» DO THIS: Don't copy the pictures; return every other part of the records exactly.
--*--
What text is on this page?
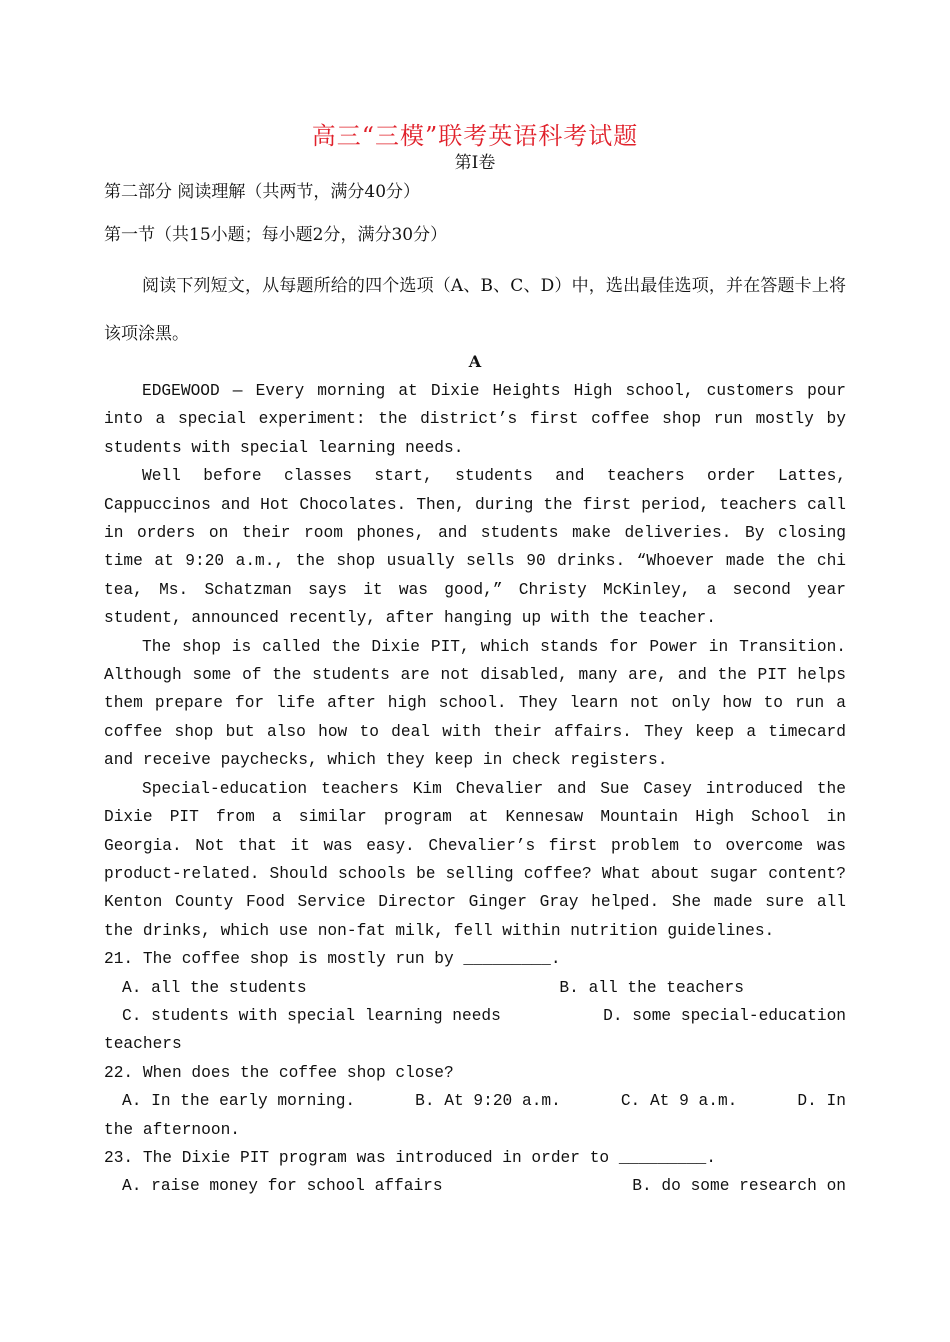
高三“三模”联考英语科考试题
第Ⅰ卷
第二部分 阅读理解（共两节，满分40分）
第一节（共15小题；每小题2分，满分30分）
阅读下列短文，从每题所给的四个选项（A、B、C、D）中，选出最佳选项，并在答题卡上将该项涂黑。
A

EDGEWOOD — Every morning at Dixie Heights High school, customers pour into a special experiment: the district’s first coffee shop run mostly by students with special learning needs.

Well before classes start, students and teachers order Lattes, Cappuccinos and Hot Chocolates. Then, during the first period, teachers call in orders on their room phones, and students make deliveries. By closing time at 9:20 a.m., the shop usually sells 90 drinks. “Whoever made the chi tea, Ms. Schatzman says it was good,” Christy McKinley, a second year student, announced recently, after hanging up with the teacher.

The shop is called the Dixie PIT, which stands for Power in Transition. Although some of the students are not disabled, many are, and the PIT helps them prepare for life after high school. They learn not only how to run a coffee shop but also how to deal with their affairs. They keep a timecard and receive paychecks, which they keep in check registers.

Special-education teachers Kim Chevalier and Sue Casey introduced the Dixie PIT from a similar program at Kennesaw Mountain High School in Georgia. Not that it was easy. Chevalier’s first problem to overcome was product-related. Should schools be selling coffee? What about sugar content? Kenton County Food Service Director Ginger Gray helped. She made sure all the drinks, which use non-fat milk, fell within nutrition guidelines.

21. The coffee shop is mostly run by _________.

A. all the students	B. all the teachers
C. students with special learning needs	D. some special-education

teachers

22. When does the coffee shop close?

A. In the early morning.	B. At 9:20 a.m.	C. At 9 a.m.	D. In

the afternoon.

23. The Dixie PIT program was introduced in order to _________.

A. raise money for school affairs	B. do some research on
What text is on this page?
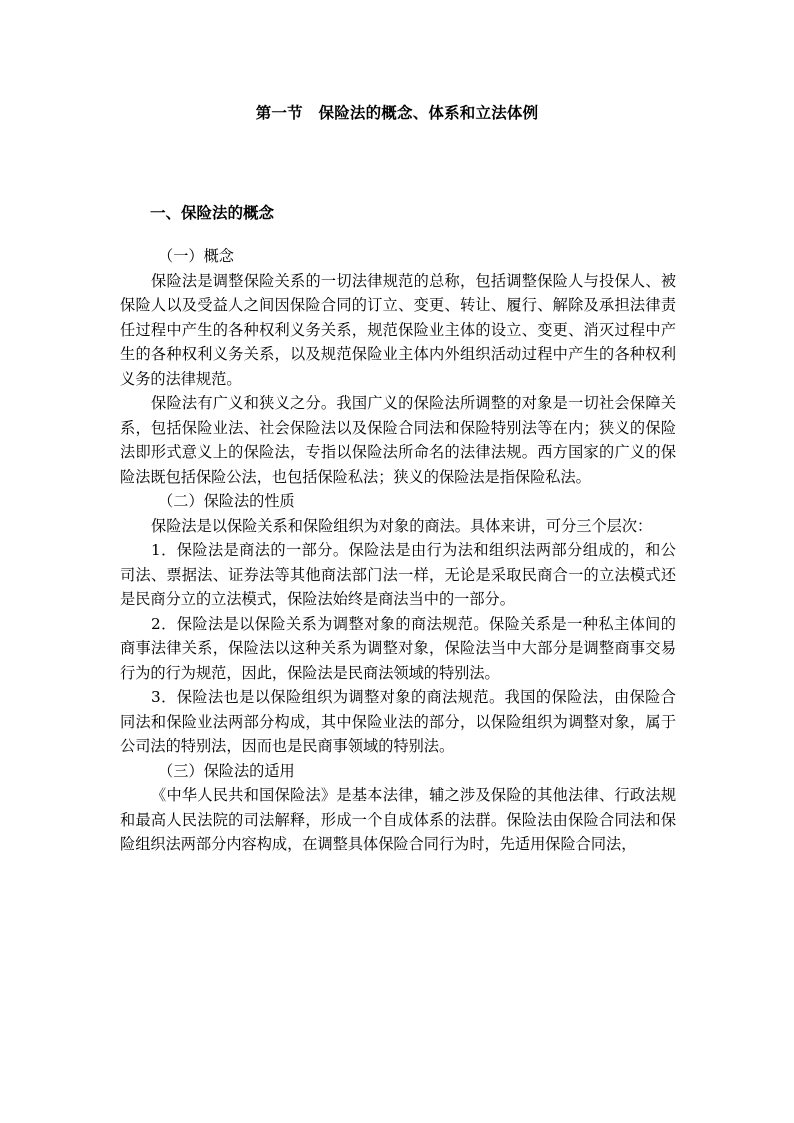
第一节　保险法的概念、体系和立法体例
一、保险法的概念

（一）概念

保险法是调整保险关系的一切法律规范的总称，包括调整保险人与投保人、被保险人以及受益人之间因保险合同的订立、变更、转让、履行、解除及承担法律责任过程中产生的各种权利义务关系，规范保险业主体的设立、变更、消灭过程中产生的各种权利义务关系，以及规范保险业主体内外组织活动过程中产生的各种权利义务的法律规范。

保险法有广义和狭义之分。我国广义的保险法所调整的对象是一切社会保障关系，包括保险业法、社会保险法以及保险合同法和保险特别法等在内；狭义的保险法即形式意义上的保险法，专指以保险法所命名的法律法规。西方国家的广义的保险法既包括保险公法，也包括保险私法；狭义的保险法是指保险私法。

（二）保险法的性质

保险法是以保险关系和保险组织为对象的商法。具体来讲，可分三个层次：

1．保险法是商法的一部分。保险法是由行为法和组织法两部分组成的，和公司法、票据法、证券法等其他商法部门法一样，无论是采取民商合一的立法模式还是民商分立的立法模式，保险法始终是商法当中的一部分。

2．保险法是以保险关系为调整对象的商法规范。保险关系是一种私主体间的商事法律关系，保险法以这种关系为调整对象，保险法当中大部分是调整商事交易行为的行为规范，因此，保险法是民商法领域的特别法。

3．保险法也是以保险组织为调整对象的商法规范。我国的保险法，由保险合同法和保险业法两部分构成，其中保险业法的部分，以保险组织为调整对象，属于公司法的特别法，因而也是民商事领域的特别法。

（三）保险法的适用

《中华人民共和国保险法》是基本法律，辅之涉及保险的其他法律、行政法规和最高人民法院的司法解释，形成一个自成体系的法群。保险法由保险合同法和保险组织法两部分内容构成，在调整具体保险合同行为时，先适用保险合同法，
--*--
» REPLY TO THE TASK:
What text is on this page?
高三“三模”联考英语科考试题
第Ⅰ卷
第二部分 阅读理解（共两节，满分40分）
第一节（共15小题；每小题2分，满分30分）
阅读下列短文，从每题所给的四个选项（A、B、C、D）中，选出最佳选项，并在答题卡上将该项涂黑。
A

EDGEWOOD — Every morning at Dixie Heights High school, customers pour into a special experiment: the district’s first coffee shop run mostly by students with special learning needs.

Well before classes start, students and teachers order Lattes, Cappuccinos and Hot Chocolates. Then, during the first period, teachers call in orders on their room phones, and students make deliveries. By closing time at 9:20 a.m., the shop usually sells 90 drinks. “Whoever made the chi tea, Ms. Schatzman says it was good,” Christy McKinley, a second year student, announced recently, after hanging up with the teacher.

The shop is called the Dixie PIT, which stands for Power in Transition. Although some of the students are not disabled, many are, and the PIT helps them prepare for life after high school. They learn not only how to run a coffee shop but also how to deal with their affairs. They keep a timecard and receive paychecks, which they keep in check registers.

Special-education teachers Kim Chevalier and Sue Casey introduced the Dixie PIT from a similar program at Kennesaw Mountain High School in Georgia. Not that it was easy. Chevalier’s first problem to overcome was product-related. Should schools be selling coffee? What about sugar content? Kenton County Food Service Director Ginger Gray helped. She made sure all the drinks, which use non-fat milk, fell within nutrition guidelines.

21. The coffee shop is mostly run by _________.

A. all the students	B. all the teachers
C. students with special learning needs	D. some special-education

teachers

22. When does the coffee shop close?

A. In the early morning.	B. At 9:20 a.m.	C. At 9 a.m.	D. In

the afternoon.

23. The Dixie PIT program was introduced in order to _________.

A. raise money for school affairs	B. do some research on
What text is on this page?
第一节　保险法的概念、体系和立法体例
一、保险法的概念

（一）概念

保险法是调整保险关系的一切法律规范的总称，包括调整保险人与投保人、被保险人以及受益人之间因保险合同的订立、变更、转让、履行、解除及承担法律责任过程中产生的各种权利义务关系，规范保险业主体的设立、变更、消灭过程中产生的各种权利义务关系，以及规范保险业主体内外组织活动过程中产生的各种权利义务的法律规范。

保险法有广义和狭义之分。我国广义的保险法所调整的对象是一切社会保障关系，包括保险业法、社会保险法以及保险合同法和保险特别法等在内；狭义的保险法即形式意义上的保险法，专指以保险法所命名的法律法规。西方国家的广义的保险法既包括保险公法，也包括保险私法；狭义的保险法是指保险私法。

（二）保险法的性质

保险法是以保险关系和保险组织为对象的商法。具体来讲，可分三个层次：

1．保险法是商法的一部分。保险法是由行为法和组织法两部分组成的，和公司法、票据法、证券法等其他商法部门法一样，无论是采取民商合一的立法模式还是民商分立的立法模式，保险法始终是商法当中的一部分。

2．保险法是以保险关系为调整对象的商法规范。保险关系是一种私主体间的商事法律关系，保险法以这种关系为调整对象，保险法当中大部分是调整商事交易行为的行为规范，因此，保险法是民商法领域的特别法。

3．保险法也是以保险组织为调整对象的商法规范。我国的保险法，由保险合同法和保险业法两部分构成，其中保险业法的部分，以保险组织为调整对象，属于公司法的特别法，因而也是民商事领域的特别法。

（三）保险法的适用

《中华人民共和国保险法》是基本法律，辅之涉及保险的其他法律、行政法规和最高人民法院的司法解释，形成一个自成体系的法群。保险法由保险合同法和保险组织法两部分内容构成，在调整具体保险合同行为时，先适用保险合同法，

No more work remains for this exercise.